### The problem
Please transcribe the data below exactly. Leave the pictures out.

### Data
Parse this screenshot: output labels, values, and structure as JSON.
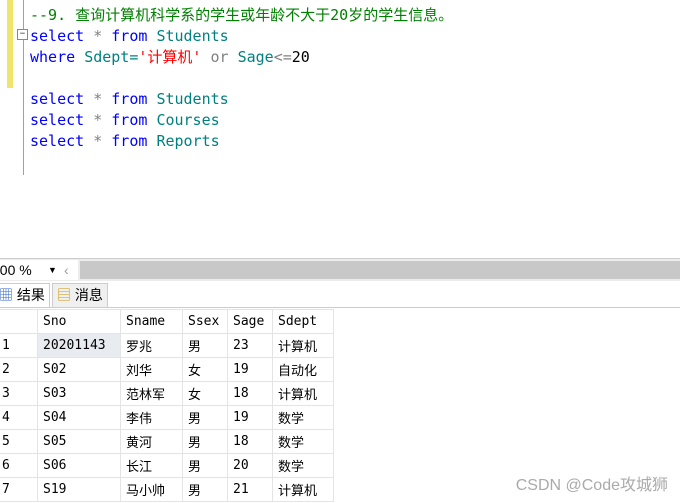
{
  "editor": {
    "comment": "--9. 查询计算机科学系的学生或年龄不大于20岁的学生信息。",
    "l2": {
      "kw1": "select",
      "star": "*",
      "kw2": "from",
      "tbl": "Students"
    },
    "l3": {
      "kw": "where",
      "col": "Sdept=",
      "str": "'计算机'",
      "or": "or",
      "col2": "Sage",
      "op": "<=",
      "num": "20"
    },
    "queries": [
      {
        "kw1": "select",
        "star": "*",
        "kw2": "from",
        "tbl": "Students"
      },
      {
        "kw1": "select",
        "star": "*",
        "kw2": "from",
        "tbl": "Courses"
      },
      {
        "kw1": "select",
        "star": "*",
        "kw2": "from",
        "tbl": "Reports"
      }
    ]
  },
  "status": {
    "zoom": "100 %"
  },
  "tabs": [
    {
      "label": "结果"
    },
    {
      "label": "消息"
    }
  ],
  "grid": {
    "columns": [
      "",
      "Sno",
      "Sname",
      "Ssex",
      "Sage",
      "Sdept"
    ],
    "rows": [
      [
        "1",
        "20201143",
        "罗兆",
        "男",
        "23",
        "计算机"
      ],
      [
        "2",
        "S02",
        "刘华",
        "女",
        "19",
        "自动化"
      ],
      [
        "3",
        "S03",
        "范林军",
        "女",
        "18",
        "计算机"
      ],
      [
        "4",
        "S04",
        "李伟",
        "男",
        "19",
        "数学"
      ],
      [
        "5",
        "S05",
        "黄河",
        "男",
        "18",
        "数学"
      ],
      [
        "6",
        "S06",
        "长江",
        "男",
        "20",
        "数学"
      ],
      [
        "7",
        "S19",
        "马小帅",
        "男",
        "21",
        "计算机"
      ]
    ]
  },
  "watermark": "CSDN @Code攻城狮"
}
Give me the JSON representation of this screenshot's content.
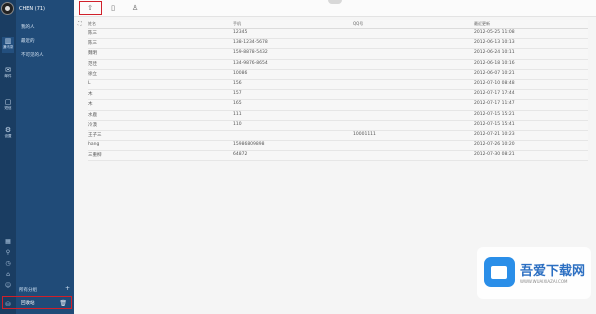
{
  "account": "CHEN (71)",
  "rail": [
    "通讯录",
    "邮件",
    "短信",
    "设置"
  ],
  "folders": [
    "我的人",
    "最近的",
    "不可见的人"
  ],
  "sidebar_footer": {
    "group_label": "所有分组",
    "backup_label": "回收站"
  },
  "toolbar": {
    "export_icon": "upload-icon",
    "delete_icon": "trash-icon",
    "merge_icon": "person-icon"
  },
  "table": {
    "headers": [
      "姓名",
      "手机",
      "QQ号",
      "最近更新"
    ],
    "rows": [
      [
        "陈三",
        "12345",
        "",
        "2012-05-25 11:08"
      ],
      [
        "陈三",
        "138-1234-5678",
        "",
        "2012-06-13 10:13"
      ],
      [
        "魏明",
        "159-8878-5432",
        "",
        "2012-06-24 10:11"
      ],
      [
        "范佳",
        "134-9876-8654",
        "",
        "2012-06-18 10:16"
      ],
      [
        "徐立",
        "10086",
        "",
        "2012-06-07 10:21"
      ],
      [
        "L",
        "156",
        "",
        "2012-07-10 08:48"
      ],
      [
        "木",
        "157",
        "",
        "2012-07-17 17:44"
      ],
      [
        "木",
        "165",
        "",
        "2012-07-17 11:47"
      ],
      [
        "水鹿",
        "111",
        "",
        "2012-07-15 15:21"
      ],
      [
        "冷漠",
        "110",
        "",
        "2012-07-15 15:41"
      ],
      [
        "王子三",
        "",
        "10001111",
        "2012-07-21 10:23"
      ],
      [
        "hang",
        "15986809898",
        "",
        "2012-07-26 10:20"
      ],
      [
        "三重柳",
        "64872",
        "",
        "2012-07-30 08:21"
      ]
    ]
  },
  "watermark": {
    "title": "吾爱下载网",
    "url": "WWW.WUAIXIAZAI.COM"
  }
}
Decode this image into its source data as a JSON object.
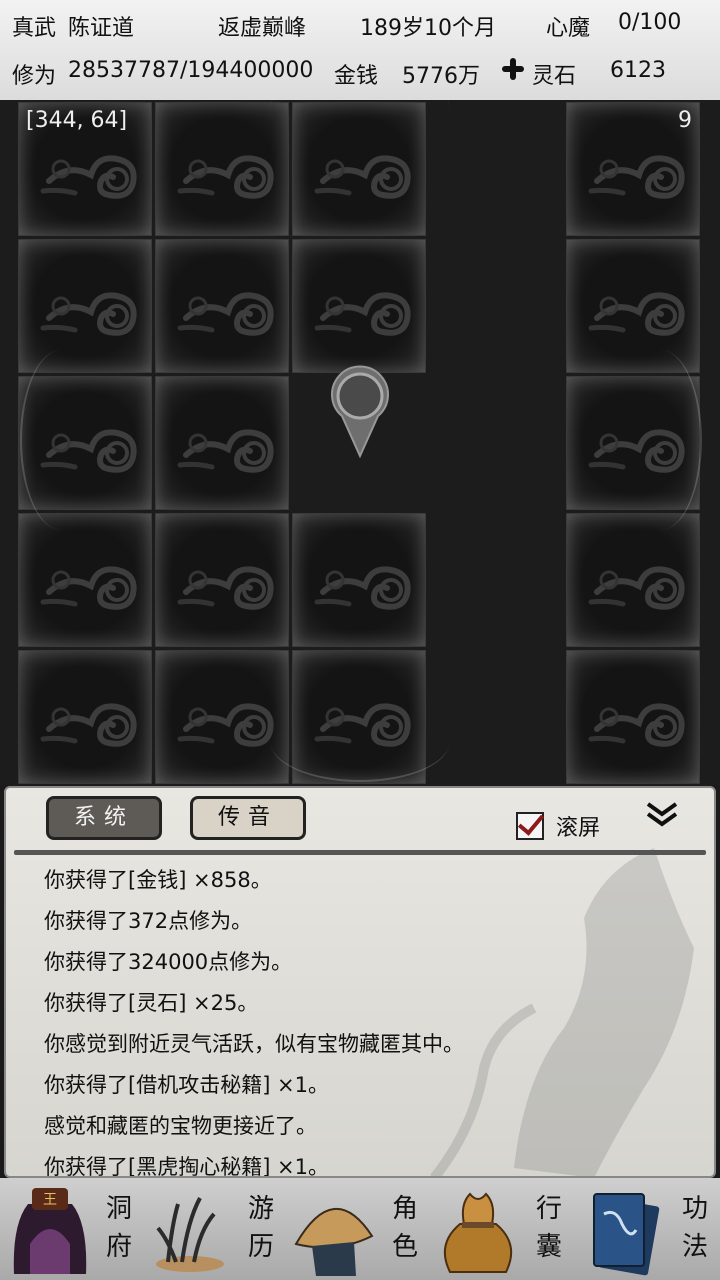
{
  "header": {
    "sect": "真武",
    "name": "陈证道",
    "realm": "返虚巅峰",
    "age": "189岁10个月",
    "demon_label": "心魔",
    "demon_value": "0/100",
    "cultivation_label": "修为",
    "cultivation_value": "28537787/194400000",
    "money_label": "金钱",
    "money_value": "5776万",
    "stone_icon": "cross-icon",
    "stone_label": "灵石",
    "stone_value": "6123"
  },
  "map": {
    "coord": "[344, 64]",
    "step_count": "9"
  },
  "panel": {
    "tabs": [
      "系统",
      "传音"
    ],
    "active_tab": 0,
    "scroll_label": "滚屏",
    "scroll_checked": true,
    "log": [
      "你获得了[金钱] ×858。",
      "你获得了372点修为。",
      "你获得了324000点修为。",
      "你获得了[灵石] ×25。",
      "你感觉到附近灵气活跃，似有宝物藏匿其中。",
      "你获得了[借机攻击秘籍] ×1。",
      "感觉和藏匿的宝物更接近了。",
      "你获得了[黑虎掏心秘籍] ×1。"
    ]
  },
  "nav": [
    {
      "icon": "cave-icon",
      "label_top": "洞",
      "label_bottom": "府"
    },
    {
      "icon": "herb-icon",
      "label_top": "游",
      "label_bottom": "历"
    },
    {
      "icon": "straw-hat-icon",
      "label_top": "角",
      "label_bottom": "色"
    },
    {
      "icon": "bag-icon",
      "label_top": "行",
      "label_bottom": "囊"
    },
    {
      "icon": "book-icon",
      "label_top": "功",
      "label_bottom": "法"
    }
  ]
}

### Output for this task
Parse this screenshot: output labels, values, and structure as JSON.
{
  "editor": {
    "comment": "--9. 查询计算机科学系的学生或年龄不大于20岁的学生信息。",
    "l2": {
      "kw1": "select",
      "star": "*",
      "kw2": "from",
      "tbl": "Students"
    },
    "l3": {
      "kw": "where",
      "col": "Sdept=",
      "str": "'计算机'",
      "or": "or",
      "col2": "Sage",
      "op": "<=",
      "num": "20"
    },
    "queries": [
      {
        "kw1": "select",
        "star": "*",
        "kw2": "from",
        "tbl": "Students"
      },
      {
        "kw1": "select",
        "star": "*",
        "kw2": "from",
        "tbl": "Courses"
      },
      {
        "kw1": "select",
        "star": "*",
        "kw2": "from",
        "tbl": "Reports"
      }
    ]
  },
  "status": {
    "zoom": "100 %"
  },
  "tabs": [
    {
      "label": "结果"
    },
    {
      "label": "消息"
    }
  ],
  "grid": {
    "columns": [
      "",
      "Sno",
      "Sname",
      "Ssex",
      "Sage",
      "Sdept"
    ],
    "rows": [
      [
        "1",
        "20201143",
        "罗兆",
        "男",
        "23",
        "计算机"
      ],
      [
        "2",
        "S02",
        "刘华",
        "女",
        "19",
        "自动化"
      ],
      [
        "3",
        "S03",
        "范林军",
        "女",
        "18",
        "计算机"
      ],
      [
        "4",
        "S04",
        "李伟",
        "男",
        "19",
        "数学"
      ],
      [
        "5",
        "S05",
        "黄河",
        "男",
        "18",
        "数学"
      ],
      [
        "6",
        "S06",
        "长江",
        "男",
        "20",
        "数学"
      ],
      [
        "7",
        "S19",
        "马小帅",
        "男",
        "21",
        "计算机"
      ]
    ]
  },
  "watermark": "CSDN @Code攻城狮"
}
Give me the JSON representation of this screenshot's content.
{
  "account": "CHEN (71)",
  "rail": [
    "通讯录",
    "邮件",
    "短信",
    "设置"
  ],
  "folders": [
    "我的人",
    "最近的",
    "不可见的人"
  ],
  "sidebar_footer": {
    "group_label": "所有分组",
    "backup_label": "回收站"
  },
  "toolbar": {
    "export_icon": "upload-icon",
    "delete_icon": "trash-icon",
    "merge_icon": "person-icon"
  },
  "table": {
    "headers": [
      "姓名",
      "手机",
      "QQ号",
      "最近更新"
    ],
    "rows": [
      [
        "陈三",
        "12345",
        "",
        "2012-05-25 11:08"
      ],
      [
        "陈三",
        "138-1234-5678",
        "",
        "2012-06-13 10:13"
      ],
      [
        "魏明",
        "159-8878-5432",
        "",
        "2012-06-24 10:11"
      ],
      [
        "范佳",
        "134-9876-8654",
        "",
        "2012-06-18 10:16"
      ],
      [
        "徐立",
        "10086",
        "",
        "2012-06-07 10:21"
      ],
      [
        "L",
        "156",
        "",
        "2012-07-10 08:48"
      ],
      [
        "木",
        "157",
        "",
        "2012-07-17 17:44"
      ],
      [
        "木",
        "165",
        "",
        "2012-07-17 11:47"
      ],
      [
        "水鹿",
        "111",
        "",
        "2012-07-15 15:21"
      ],
      [
        "冷漠",
        "110",
        "",
        "2012-07-15 15:41"
      ],
      [
        "王子三",
        "",
        "10001111",
        "2012-07-21 10:23"
      ],
      [
        "hang",
        "15986809898",
        "",
        "2012-07-26 10:20"
      ],
      [
        "三重柳",
        "64872",
        "",
        "2012-07-30 08:21"
      ]
    ]
  },
  "watermark": {
    "title": "吾爱下载网",
    "url": "WWW.WUAIXIAZAI.COM"
  }
}
Decode this image into its source data as a JSON object.
{
  "header": {
    "sect": "真武",
    "name": "陈证道",
    "realm": "返虚巅峰",
    "age": "189岁10个月",
    "demon_label": "心魔",
    "demon_value": "0/100",
    "cultivation_label": "修为",
    "cultivation_value": "28537787/194400000",
    "money_label": "金钱",
    "money_value": "5776万",
    "stone_icon": "cross-icon",
    "stone_label": "灵石",
    "stone_value": "6123"
  },
  "map": {
    "coord": "[344, 64]",
    "step_count": "9"
  },
  "panel": {
    "tabs": [
      "系统",
      "传音"
    ],
    "active_tab": 0,
    "scroll_label": "滚屏",
    "scroll_checked": true,
    "log": [
      "你获得了[金钱] ×858。",
      "你获得了372点修为。",
      "你获得了324000点修为。",
      "你获得了[灵石] ×25。",
      "你感觉到附近灵气活跃，似有宝物藏匿其中。",
      "你获得了[借机攻击秘籍] ×1。",
      "感觉和藏匿的宝物更接近了。",
      "你获得了[黑虎掏心秘籍] ×1。"
    ]
  },
  "nav": [
    {
      "icon": "cave-icon",
      "label_top": "洞",
      "label_bottom": "府"
    },
    {
      "icon": "herb-icon",
      "label_top": "游",
      "label_bottom": "历"
    },
    {
      "icon": "straw-hat-icon",
      "label_top": "角",
      "label_bottom": "色"
    },
    {
      "icon": "bag-icon",
      "label_top": "行",
      "label_bottom": "囊"
    },
    {
      "icon": "book-icon",
      "label_top": "功",
      "label_bottom": "法"
    }
  ]
}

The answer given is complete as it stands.